··· Angezeigter Text ···

Der Sammelband, der die Ergebnisse einer interdisziplinären Tagung zusammenfasst, stellt sich das Ziel, die Innovationen, Kontinuitäten und Zäsuren in der Herrschaftsrepräsentation der Kaiser Nero und Domitian zu vergleichen. Dabei sollen auch die Herrscherdiskurse der jeweiligen Zeit sowie Praktiken und Strategien der Darstellungen in sämtlichen Medien und die durch diese erzeugten Kommunikationsprozesse untersucht werden. Im Fokus stehen Fragen nach der Akzeptanz der Herrschaft eines Kaisers sowie der Akzeptanz des „Systems“ an sich, nach Kommunikationsprozessen durch mediale Repräsentation und nach einem möglichen Verlust der Legimitation im Zuge von Transgressionen und Konventionsbrüchen. In der Einleitung (S. 3–8) wird die Zielsetzung von den Herausgebern formuliert und der Mehrwert dieser Fragestellungen plausibel erläutert. Ob man den frühen Prinzipat als „rechtlich schwach fundiert“ (S. 3) bezeichnen kann, darf allerdings diskutiert werden, zumal offen bleibt, was genau diese rechtliche Schwäche ausgemacht haben soll. Gefahren für die Herrschaft Neros und Domitians entstanden nachweislich nicht aufgrund ihrer rechtlichen Stellung. Für die Flavier ist durch die lex de imperio Vespasiani die rechtlich-institutionelle Grundlage des Prinzipats ohnehin festgeschrieben. Für die in dem Band verfolgte Fragestellung ist der rechtliche Aspekt der Prinzipatsordnung allerdings unbedeutend und braucht deshalb hier nicht weiter behandelt zu werden.

···

Aufgabenbeschreibung
Schreib den Text über den Sammelband zu Nero und Domitian im Anschluss an seinen letzten Satz weiter.

··· Vorliegende Einträge ···

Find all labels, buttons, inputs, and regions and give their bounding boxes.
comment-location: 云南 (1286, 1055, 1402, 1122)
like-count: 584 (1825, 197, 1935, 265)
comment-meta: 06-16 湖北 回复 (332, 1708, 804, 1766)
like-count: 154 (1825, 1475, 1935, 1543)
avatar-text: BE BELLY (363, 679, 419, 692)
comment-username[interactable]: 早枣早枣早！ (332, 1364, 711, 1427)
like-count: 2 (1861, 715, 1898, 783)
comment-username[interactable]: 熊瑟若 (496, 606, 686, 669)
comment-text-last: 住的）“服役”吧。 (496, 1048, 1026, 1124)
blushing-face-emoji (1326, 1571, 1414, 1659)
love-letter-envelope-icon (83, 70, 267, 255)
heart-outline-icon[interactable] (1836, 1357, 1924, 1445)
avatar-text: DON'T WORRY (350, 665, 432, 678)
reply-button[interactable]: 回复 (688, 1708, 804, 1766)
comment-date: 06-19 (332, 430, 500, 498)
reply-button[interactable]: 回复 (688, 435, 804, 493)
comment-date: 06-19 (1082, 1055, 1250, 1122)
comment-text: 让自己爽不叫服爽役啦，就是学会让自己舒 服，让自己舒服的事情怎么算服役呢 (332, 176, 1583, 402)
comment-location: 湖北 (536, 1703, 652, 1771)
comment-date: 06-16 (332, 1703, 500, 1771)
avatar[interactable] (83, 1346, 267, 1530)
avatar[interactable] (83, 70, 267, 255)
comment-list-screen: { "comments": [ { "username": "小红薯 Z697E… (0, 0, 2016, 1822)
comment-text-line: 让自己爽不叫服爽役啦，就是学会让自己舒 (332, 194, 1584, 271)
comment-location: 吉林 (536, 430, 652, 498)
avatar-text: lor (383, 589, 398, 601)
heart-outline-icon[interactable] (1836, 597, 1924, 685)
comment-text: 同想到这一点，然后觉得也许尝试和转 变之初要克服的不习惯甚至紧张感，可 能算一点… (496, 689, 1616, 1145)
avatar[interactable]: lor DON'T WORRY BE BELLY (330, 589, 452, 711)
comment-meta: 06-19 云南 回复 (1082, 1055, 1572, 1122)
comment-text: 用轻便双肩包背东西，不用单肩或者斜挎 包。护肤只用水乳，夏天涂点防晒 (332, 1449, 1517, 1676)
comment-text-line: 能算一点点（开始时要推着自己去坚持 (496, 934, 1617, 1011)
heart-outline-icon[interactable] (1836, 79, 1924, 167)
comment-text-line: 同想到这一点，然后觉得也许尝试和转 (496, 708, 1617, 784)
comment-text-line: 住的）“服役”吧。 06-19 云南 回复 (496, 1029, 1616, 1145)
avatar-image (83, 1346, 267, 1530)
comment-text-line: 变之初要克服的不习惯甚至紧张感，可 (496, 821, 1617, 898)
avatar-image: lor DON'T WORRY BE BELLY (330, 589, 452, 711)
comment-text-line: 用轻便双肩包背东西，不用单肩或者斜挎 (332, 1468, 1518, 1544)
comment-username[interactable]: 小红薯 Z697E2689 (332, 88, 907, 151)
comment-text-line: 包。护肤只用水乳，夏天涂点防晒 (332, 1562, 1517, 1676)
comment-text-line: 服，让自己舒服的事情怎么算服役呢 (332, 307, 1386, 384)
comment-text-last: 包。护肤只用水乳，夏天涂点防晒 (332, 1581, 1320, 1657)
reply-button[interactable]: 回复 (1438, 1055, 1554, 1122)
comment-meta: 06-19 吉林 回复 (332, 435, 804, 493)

···

Ergebnis
Insgesamt erfüllen die zwölf Aufsätze die ausgegebene Zielsetzung. Die Beiträge sind in drei Bereiche gegliedert: „Methodisch-terminologische Perspektive“, „Archäologisch-historische Perspektive: Darstellung und Wirkung“ sowie „Literarische Perspektiven: Kaiser und Tyrann“. Durch eine lange den Band beschließende Schlussfolgerung aus der Feder von Sophia Bönisch-Meyer, Lisa Cordes, Verena Schulz und Anne Wolsfeld (S. 437–449) werden die Ergebnisse der zwölf Aufsätze sehr gut umrahmt. Die methodischen Grundlagen für die diskursanalytische Betrachtung der medialen Repräsentation sowie der Kommunikationsprozesse, die durch jede Form medialer Darstellung entstehen, werden im ersten Aufsatz von Therese Fuhrer und Martin Hose („Repräsentation und Diskurs: Methodische Vorüberlegungen“, S. 11–24) erläutert. Die Ausführungen zur Vielschichtigkeit des Begriffs der „Repräsentation“, die Beobachtung, dass Diskurse dann sichtbar werden, wenn sie gestört sind, sowie die Unterscheidung synchroner und diachroner Ebenen von „Verhandlungen“ zwischen Kaiser und Untertanen innerhalb der res publica sind aufschlussreich und sensibilisieren für einen differenzierten und multiperspektivischen Umgang mit medialen Darstellungen der Kaiser.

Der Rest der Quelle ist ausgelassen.